What you will do: Please rewrite the data as a numbered list, starting at the very beginning and ending at the line that contains "resource-label: vCPUs bbox=[281, 212, 553, 227]". Include both ends, nothing past that line, and no blank lines.

————————

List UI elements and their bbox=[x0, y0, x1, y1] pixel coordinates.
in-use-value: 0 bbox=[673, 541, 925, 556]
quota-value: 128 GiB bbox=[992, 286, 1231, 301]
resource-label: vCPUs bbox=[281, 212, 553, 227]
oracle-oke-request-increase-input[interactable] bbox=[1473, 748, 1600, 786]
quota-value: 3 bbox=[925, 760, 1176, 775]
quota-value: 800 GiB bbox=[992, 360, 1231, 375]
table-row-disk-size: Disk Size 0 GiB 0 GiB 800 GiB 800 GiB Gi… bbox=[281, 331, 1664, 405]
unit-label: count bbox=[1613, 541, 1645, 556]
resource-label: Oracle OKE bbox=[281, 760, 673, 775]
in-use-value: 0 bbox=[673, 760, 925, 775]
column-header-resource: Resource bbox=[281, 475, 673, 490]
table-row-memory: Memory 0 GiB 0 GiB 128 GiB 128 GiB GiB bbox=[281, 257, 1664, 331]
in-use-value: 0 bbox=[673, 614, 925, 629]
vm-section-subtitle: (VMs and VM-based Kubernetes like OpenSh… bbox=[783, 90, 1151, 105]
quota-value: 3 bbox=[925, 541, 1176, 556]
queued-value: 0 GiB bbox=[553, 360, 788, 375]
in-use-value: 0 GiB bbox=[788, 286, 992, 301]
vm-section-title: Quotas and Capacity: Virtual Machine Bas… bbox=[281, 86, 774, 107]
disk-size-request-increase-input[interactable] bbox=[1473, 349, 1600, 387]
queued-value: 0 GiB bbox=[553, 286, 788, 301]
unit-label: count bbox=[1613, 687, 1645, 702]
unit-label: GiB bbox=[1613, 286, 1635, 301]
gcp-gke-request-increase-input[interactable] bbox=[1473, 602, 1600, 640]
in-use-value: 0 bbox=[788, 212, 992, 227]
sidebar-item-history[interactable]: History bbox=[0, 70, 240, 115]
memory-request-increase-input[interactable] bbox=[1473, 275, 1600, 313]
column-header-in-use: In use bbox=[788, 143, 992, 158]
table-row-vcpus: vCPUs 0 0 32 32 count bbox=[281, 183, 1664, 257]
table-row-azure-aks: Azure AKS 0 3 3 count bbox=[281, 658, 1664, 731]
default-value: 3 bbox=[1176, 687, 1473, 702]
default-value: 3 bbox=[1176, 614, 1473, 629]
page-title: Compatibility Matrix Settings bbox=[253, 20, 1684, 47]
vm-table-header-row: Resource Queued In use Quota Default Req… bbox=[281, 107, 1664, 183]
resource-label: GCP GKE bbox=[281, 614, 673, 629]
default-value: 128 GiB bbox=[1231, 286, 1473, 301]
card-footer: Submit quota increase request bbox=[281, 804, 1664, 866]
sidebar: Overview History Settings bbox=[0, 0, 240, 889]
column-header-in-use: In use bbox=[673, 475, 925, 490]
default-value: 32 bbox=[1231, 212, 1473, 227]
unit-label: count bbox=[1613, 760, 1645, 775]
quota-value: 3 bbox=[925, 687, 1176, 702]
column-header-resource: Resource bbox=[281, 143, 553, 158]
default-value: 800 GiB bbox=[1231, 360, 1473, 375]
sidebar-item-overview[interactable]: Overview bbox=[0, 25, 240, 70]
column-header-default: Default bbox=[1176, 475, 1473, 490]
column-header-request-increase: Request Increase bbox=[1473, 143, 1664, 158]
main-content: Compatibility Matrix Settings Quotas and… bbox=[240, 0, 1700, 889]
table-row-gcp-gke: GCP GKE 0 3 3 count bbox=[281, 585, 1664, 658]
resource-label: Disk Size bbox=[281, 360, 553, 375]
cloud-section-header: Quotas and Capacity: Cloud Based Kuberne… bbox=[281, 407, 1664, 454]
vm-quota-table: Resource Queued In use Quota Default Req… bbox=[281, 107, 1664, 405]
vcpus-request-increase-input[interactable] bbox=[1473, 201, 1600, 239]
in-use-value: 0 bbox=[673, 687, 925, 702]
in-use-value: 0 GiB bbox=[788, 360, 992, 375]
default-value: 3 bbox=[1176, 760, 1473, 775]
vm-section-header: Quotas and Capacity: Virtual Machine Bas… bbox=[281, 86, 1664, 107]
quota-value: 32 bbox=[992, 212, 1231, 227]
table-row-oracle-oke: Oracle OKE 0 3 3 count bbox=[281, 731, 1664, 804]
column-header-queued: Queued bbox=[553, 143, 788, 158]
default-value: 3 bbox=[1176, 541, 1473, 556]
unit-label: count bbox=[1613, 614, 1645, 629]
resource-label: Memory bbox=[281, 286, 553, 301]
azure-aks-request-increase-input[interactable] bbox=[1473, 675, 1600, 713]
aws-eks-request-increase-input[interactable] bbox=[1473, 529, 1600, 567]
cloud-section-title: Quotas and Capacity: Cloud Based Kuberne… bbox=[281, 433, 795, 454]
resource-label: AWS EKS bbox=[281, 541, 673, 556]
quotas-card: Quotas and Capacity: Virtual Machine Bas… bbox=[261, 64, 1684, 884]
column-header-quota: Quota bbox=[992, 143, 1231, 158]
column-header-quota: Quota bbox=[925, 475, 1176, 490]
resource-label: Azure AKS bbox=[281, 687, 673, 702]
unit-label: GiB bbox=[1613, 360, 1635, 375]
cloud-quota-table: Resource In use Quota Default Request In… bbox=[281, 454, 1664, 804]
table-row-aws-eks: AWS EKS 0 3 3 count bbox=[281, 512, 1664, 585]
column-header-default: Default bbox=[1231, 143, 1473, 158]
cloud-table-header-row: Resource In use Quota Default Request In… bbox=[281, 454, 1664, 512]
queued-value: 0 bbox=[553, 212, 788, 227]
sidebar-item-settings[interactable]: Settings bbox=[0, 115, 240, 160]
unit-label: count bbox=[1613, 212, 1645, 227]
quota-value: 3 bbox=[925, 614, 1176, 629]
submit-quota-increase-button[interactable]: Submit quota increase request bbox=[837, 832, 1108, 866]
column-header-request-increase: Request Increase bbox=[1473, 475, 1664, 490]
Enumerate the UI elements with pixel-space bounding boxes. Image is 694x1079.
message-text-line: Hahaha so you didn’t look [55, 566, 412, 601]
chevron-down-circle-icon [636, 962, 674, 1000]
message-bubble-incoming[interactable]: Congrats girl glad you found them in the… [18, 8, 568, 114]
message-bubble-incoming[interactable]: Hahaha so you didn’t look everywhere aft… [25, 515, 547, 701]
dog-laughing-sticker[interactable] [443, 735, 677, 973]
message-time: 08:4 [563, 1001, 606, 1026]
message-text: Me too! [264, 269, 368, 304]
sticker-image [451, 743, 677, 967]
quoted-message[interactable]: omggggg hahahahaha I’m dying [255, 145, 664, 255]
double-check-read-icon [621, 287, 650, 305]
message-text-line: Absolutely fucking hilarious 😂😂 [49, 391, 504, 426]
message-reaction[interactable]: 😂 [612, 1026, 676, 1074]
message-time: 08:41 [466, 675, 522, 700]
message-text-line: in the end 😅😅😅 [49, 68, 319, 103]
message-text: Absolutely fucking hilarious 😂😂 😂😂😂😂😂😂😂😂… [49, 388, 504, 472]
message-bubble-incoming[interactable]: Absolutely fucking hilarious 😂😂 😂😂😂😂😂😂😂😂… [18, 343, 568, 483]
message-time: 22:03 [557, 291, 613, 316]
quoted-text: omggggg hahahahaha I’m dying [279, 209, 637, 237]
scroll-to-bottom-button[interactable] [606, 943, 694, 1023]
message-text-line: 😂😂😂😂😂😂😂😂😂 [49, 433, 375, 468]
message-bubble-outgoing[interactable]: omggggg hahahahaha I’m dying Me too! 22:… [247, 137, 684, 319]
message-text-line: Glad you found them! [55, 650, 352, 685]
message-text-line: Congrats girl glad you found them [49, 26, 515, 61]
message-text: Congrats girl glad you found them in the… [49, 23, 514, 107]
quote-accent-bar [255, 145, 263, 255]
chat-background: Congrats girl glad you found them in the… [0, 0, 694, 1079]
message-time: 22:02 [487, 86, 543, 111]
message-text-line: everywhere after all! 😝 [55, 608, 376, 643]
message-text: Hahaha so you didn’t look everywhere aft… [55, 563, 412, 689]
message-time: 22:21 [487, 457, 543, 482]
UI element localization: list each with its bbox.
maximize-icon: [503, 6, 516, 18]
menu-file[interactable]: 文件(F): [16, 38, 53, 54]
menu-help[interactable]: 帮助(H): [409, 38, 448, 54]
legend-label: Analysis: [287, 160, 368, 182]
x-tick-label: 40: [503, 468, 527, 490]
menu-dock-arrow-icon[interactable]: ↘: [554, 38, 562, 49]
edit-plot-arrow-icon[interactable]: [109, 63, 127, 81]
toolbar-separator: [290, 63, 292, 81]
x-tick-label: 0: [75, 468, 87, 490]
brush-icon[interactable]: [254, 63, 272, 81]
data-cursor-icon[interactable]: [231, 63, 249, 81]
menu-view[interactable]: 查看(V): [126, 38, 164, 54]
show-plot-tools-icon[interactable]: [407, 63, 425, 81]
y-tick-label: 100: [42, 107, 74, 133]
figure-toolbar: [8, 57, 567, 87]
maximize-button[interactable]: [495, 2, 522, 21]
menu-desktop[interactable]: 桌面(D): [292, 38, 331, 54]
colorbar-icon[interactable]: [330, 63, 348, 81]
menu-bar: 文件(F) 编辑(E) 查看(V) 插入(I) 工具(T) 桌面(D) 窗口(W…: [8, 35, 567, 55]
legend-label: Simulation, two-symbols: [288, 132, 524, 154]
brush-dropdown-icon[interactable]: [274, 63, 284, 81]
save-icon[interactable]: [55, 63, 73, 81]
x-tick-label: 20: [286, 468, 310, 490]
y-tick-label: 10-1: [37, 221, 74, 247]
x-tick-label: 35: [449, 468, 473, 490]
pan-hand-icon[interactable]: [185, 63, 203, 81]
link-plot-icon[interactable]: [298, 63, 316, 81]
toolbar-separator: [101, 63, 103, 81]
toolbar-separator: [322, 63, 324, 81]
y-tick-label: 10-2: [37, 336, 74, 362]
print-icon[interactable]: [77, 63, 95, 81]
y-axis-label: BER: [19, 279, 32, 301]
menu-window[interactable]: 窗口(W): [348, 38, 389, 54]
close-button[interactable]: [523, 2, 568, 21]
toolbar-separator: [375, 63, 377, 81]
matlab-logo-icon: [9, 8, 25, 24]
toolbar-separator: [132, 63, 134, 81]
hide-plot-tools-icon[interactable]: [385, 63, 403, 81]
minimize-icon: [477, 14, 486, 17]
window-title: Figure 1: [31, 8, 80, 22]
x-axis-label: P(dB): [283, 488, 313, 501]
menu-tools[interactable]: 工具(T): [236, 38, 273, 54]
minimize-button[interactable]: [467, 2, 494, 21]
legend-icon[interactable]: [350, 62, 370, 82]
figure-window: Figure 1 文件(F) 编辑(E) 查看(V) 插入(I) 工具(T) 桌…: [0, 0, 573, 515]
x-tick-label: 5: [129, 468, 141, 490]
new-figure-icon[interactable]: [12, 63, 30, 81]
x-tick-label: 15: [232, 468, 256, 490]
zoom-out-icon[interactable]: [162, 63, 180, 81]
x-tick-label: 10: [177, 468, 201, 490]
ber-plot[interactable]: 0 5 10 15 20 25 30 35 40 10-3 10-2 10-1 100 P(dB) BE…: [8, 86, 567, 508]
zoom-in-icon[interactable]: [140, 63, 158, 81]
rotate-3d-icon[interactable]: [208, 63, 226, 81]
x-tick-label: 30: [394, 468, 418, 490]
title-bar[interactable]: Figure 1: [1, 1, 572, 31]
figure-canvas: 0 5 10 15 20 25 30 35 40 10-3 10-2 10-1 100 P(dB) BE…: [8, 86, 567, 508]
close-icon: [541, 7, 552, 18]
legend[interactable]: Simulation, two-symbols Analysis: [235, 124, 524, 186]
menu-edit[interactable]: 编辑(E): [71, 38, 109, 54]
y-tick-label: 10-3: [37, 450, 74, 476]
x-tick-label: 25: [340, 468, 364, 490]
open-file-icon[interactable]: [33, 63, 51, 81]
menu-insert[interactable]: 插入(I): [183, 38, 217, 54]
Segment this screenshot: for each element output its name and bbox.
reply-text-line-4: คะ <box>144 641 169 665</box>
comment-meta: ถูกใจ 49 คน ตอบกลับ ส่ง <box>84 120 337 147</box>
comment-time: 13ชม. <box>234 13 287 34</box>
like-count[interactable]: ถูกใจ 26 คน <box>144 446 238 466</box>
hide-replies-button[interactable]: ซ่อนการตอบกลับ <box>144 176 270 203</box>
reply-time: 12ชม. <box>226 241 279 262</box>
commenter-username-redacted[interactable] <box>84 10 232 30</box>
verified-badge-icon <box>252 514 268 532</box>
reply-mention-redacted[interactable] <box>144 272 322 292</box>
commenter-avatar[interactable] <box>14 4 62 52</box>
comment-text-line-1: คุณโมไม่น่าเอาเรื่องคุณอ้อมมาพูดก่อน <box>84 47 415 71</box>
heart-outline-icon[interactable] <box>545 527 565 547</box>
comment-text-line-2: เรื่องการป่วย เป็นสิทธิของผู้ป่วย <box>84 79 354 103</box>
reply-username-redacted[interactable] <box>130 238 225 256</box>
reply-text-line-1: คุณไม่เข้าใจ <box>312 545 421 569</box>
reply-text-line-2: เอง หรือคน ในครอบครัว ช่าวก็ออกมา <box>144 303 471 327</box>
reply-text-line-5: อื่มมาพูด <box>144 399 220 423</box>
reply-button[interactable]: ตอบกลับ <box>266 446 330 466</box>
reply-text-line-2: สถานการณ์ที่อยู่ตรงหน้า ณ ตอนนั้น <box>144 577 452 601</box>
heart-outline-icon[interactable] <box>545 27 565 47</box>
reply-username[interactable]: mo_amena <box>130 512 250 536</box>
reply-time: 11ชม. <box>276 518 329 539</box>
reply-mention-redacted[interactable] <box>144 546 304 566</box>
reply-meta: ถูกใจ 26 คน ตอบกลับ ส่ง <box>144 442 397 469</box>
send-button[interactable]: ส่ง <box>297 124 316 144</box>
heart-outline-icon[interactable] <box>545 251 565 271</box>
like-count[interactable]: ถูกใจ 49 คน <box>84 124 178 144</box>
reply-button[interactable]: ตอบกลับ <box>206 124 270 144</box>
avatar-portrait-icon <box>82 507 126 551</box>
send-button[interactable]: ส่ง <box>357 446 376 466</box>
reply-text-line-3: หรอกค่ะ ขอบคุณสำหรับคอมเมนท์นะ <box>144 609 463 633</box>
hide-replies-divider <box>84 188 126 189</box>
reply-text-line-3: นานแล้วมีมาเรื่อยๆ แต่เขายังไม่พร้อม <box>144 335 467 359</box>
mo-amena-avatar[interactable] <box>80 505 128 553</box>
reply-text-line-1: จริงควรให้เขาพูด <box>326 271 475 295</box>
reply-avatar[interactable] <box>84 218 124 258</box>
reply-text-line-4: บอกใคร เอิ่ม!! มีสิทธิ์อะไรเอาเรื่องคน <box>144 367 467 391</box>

————————

Task answer:
1. List UI elements and their bbox=[x0, y0, x1, y1] pixel coordinates.
2. in-use-value: 0 bbox=[673, 541, 925, 556]
3. quota-value: 128 GiB bbox=[992, 286, 1231, 301]
4. resource-label: vCPUs bbox=[281, 212, 553, 227]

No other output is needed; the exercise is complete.